(Directions for this task)
Quote every line below exactly as it reads.
__________
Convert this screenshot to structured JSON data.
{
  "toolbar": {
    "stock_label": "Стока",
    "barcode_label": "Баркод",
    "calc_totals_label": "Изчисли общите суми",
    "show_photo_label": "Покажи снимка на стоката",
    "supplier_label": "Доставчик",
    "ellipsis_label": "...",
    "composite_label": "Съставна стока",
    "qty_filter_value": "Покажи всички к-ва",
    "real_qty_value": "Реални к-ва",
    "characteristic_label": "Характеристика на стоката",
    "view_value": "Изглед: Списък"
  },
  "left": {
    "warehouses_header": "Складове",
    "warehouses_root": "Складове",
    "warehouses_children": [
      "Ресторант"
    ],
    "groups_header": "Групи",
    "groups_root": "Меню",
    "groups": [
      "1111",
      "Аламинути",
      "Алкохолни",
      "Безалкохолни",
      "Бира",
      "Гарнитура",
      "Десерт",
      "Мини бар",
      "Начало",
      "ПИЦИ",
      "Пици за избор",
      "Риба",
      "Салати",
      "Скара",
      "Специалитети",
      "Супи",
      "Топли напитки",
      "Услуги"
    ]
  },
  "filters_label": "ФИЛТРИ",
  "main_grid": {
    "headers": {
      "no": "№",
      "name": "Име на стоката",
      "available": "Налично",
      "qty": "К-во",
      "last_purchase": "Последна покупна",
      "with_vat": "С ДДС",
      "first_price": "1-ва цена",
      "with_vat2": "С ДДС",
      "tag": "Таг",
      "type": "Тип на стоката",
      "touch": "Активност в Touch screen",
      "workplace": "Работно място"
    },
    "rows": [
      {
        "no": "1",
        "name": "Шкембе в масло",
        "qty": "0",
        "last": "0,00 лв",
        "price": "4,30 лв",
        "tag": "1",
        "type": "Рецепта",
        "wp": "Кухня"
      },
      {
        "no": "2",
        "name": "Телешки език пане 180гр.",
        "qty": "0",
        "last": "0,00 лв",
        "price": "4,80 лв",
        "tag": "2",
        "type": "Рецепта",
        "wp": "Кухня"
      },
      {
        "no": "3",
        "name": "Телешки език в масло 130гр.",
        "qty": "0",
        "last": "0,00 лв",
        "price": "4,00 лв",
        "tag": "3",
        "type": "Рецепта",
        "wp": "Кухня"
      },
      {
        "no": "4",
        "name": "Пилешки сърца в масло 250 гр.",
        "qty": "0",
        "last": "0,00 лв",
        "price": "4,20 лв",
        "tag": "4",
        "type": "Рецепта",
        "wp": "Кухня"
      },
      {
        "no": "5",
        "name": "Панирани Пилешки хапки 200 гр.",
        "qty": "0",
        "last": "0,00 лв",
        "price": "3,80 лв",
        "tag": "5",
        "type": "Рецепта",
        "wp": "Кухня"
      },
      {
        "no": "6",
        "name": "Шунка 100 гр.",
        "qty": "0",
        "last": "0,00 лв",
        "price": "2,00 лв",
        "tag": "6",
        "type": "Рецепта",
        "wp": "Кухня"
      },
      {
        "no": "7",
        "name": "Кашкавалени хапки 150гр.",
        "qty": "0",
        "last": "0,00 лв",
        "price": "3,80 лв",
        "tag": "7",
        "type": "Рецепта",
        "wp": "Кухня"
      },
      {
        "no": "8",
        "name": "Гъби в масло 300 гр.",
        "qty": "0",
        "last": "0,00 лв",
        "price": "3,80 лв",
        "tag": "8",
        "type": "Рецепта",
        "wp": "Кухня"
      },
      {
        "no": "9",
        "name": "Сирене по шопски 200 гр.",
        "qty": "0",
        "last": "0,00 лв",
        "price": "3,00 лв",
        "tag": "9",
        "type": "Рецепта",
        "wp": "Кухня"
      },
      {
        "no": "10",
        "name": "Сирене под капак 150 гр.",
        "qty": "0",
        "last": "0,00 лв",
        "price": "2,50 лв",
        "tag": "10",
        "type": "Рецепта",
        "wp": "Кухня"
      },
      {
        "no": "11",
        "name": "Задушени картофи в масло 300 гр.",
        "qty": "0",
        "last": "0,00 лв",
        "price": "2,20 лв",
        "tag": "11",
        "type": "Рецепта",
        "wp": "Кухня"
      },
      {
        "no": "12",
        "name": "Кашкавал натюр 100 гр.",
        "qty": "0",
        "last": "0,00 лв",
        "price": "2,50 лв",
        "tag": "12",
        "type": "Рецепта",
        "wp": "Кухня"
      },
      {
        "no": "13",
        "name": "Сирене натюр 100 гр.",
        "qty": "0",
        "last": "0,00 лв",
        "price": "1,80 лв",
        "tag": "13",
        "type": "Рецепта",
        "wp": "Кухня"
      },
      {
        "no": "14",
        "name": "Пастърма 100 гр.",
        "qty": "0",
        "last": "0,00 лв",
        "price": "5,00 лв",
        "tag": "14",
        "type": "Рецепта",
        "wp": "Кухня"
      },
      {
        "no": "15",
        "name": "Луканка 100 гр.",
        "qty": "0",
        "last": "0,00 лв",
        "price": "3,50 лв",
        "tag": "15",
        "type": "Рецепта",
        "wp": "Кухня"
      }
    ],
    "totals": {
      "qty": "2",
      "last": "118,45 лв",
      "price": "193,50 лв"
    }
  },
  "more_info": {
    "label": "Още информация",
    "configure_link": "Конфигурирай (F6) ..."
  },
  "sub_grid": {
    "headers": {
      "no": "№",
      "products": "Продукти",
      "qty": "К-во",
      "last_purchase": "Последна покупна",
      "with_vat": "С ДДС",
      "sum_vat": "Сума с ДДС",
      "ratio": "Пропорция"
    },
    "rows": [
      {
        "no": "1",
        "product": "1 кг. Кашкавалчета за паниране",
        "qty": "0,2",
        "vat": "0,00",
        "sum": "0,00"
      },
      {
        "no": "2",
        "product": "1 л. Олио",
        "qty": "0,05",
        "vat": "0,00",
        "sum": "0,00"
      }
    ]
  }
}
__________
(Solution to this task)
Convert this screenshot to structured JSON data.
{
  "toolbar": {
    "stock_label": "Стока",
    "barcode_label": "Баркод",
    "calc_totals_label": "Изчисли общите суми",
    "show_photo_label": "Покажи снимка на стоката",
    "supplier_label": "Доставчик",
    "ellipsis_label": "...",
    "composite_label": "Съставна стока",
    "qty_filter_value": "Покажи всички к-ва",
    "real_qty_value": "Реални к-ва",
    "characteristic_label": "Характеристика на стоката",
    "view_value": "Изглед: Списък"
  },
  "left": {
    "warehouses_header": "Складове",
    "warehouses_root": "Складове",
    "warehouses_children": [
      "Ресторант"
    ],
    "groups_header": "Групи",
    "groups_root": "Меню",
    "groups": [
      "1111",
      "Аламинути",
      "Алкохолни",
      "Безалкохолни",
      "Бира",
      "Гарнитура",
      "Десерт",
      "Мини бар",
      "Начало",
      "ПИЦИ",
      "Пици за избор",
      "Риба",
      "Салати",
      "Скара",
      "Специалитети",
      "Супи",
      "Топли напитки",
      "Услуги"
    ]
  },
  "filters_label": "ФИЛТРИ",
  "main_grid": {
    "headers": {
      "no": "№",
      "name": "Име на стоката",
      "available": "Налично",
      "qty": "К-во",
      "last_purchase": "Последна покупна",
      "with_vat": "С ДДС",
      "first_price": "1-ва цена",
      "with_vat2": "С ДДС",
      "tag": "Таг",
      "type": "Тип на стоката",
      "touch": "Активност в Touch screen",
      "workplace": "Работно място"
    },
    "rows": [
      {
        "no": "1",
        "name": "Шкембе в масло",
        "qty": "0",
        "last": "0,00 лв",
        "price": "4,30 лв",
        "tag": "1",
        "type": "Рецепта",
        "wp": "Кухня"
      },
      {
        "no": "2",
        "name": "Телешки език пане 180гр.",
        "qty": "0",
        "last": "0,00 лв",
        "price": "4,80 лв",
        "tag": "2",
        "type": "Рецепта",
        "wp": "Кухня"
      },
      {
        "no": "3",
        "name": "Телешки език в масло 130гр.",
        "qty": "0",
        "last": "0,00 лв",
        "price": "4,00 лв",
        "tag": "3",
        "type": "Рецепта",
        "wp": "Кухня"
      },
      {
        "no": "4",
        "name": "Пилешки сърца в масло 250 гр.",
        "qty": "0",
        "last": "0,00 лв",
        "price": "4,20 лв",
        "tag": "4",
        "type": "Рецепта",
        "wp": "Кухня"
      },
      {
        "no": "5",
        "name": "Панирани Пилешки хапки 200 гр.",
        "qty": "0",
        "last": "0,00 лв",
        "price": "3,80 лв",
        "tag": "5",
        "type": "Рецепта",
        "wp": "Кухня"
      },
      {
        "no": "6",
        "name": "Шунка 100 гр.",
        "qty": "0",
        "last": "0,00 лв",
        "price": "2,00 лв",
        "tag": "6",
        "type": "Рецепта",
        "wp": "Кухня"
      },
      {
        "no": "7",
        "name": "Кашкавалени хапки 150гр.",
        "qty": "0",
        "last": "0,00 лв",
        "price": "3,80 лв",
        "tag": "7",
        "type": "Рецепта",
        "wp": "Кухня"
      },
      {
        "no": "8",
        "name": "Гъби в масло 300 гр.",
        "qty": "0",
        "last": "0,00 лв",
        "price": "3,80 лв",
        "tag": "8",
        "type": "Рецепта",
        "wp": "Кухня"
      },
      {
        "no": "9",
        "name": "Сирене по шопски 200 гр.",
        "qty": "0",
        "last": "0,00 лв",
        "price": "3,00 лв",
        "tag": "9",
        "type": "Рецепта",
        "wp": "Кухня"
      },
      {
        "no": "10",
        "name": "Сирене под капак 150 гр.",
        "qty": "0",
        "last": "0,00 лв",
        "price": "2,50 лв",
        "tag": "10",
        "type": "Рецепта",
        "wp": "Кухня"
      },
      {
        "no": "11",
        "name": "Задушени картофи в масло 300 гр.",
        "qty": "0",
        "last": "0,00 лв",
        "price": "2,20 лв",
        "tag": "11",
        "type": "Рецепта",
        "wp": "Кухня"
      },
      {
        "no": "12",
        "name": "Кашкавал натюр 100 гр.",
        "qty": "0",
        "last": "0,00 лв",
        "price": "2,50 лв",
        "tag": "12",
        "type": "Рецепта",
        "wp": "Кухня"
      },
      {
        "no": "13",
        "name": "Сирене натюр 100 гр.",
        "qty": "0",
        "last": "0,00 лв",
        "price": "1,80 лв",
        "tag": "13",
        "type": "Рецепта",
        "wp": "Кухня"
      },
      {
        "no": "14",
        "name": "Пастърма 100 гр.",
        "qty": "0",
        "last": "0,00 лв",
        "price": "5,00 лв",
        "tag": "14",
        "type": "Рецепта",
        "wp": "Кухня"
      },
      {
        "no": "15",
        "name": "Луканка 100 гр.",
        "qty": "0",
        "last": "0,00 лв",
        "price": "3,50 лв",
        "tag": "15",
        "type": "Рецепта",
        "wp": "Кухня"
      }
    ],
    "totals": {
      "qty": "2",
      "last": "118,45 лв",
      "price": "193,50 лв"
    }
  },
  "more_info": {
    "label": "Още информация",
    "configure_link": "Конфигурирай (F6) ..."
  },
  "sub_grid": {
    "headers": {
      "no": "№",
      "products": "Продукти",
      "qty": "К-во",
      "last_purchase": "Последна покупна",
      "with_vat": "С ДДС",
      "sum_vat": "Сума с ДДС",
      "ratio": "Пропорция"
    },
    "rows": [
      {
        "no": "1",
        "product": "1 кг. Кашкавалчета за паниране",
        "qty": "0,2",
        "vat": "0,00",
        "sum": "0,00"
      },
      {
        "no": "2",
        "product": "1 л. Олио",
        "qty": "0,05",
        "vat": "0,00",
        "sum": "0,00"
      }
    ]
  }
}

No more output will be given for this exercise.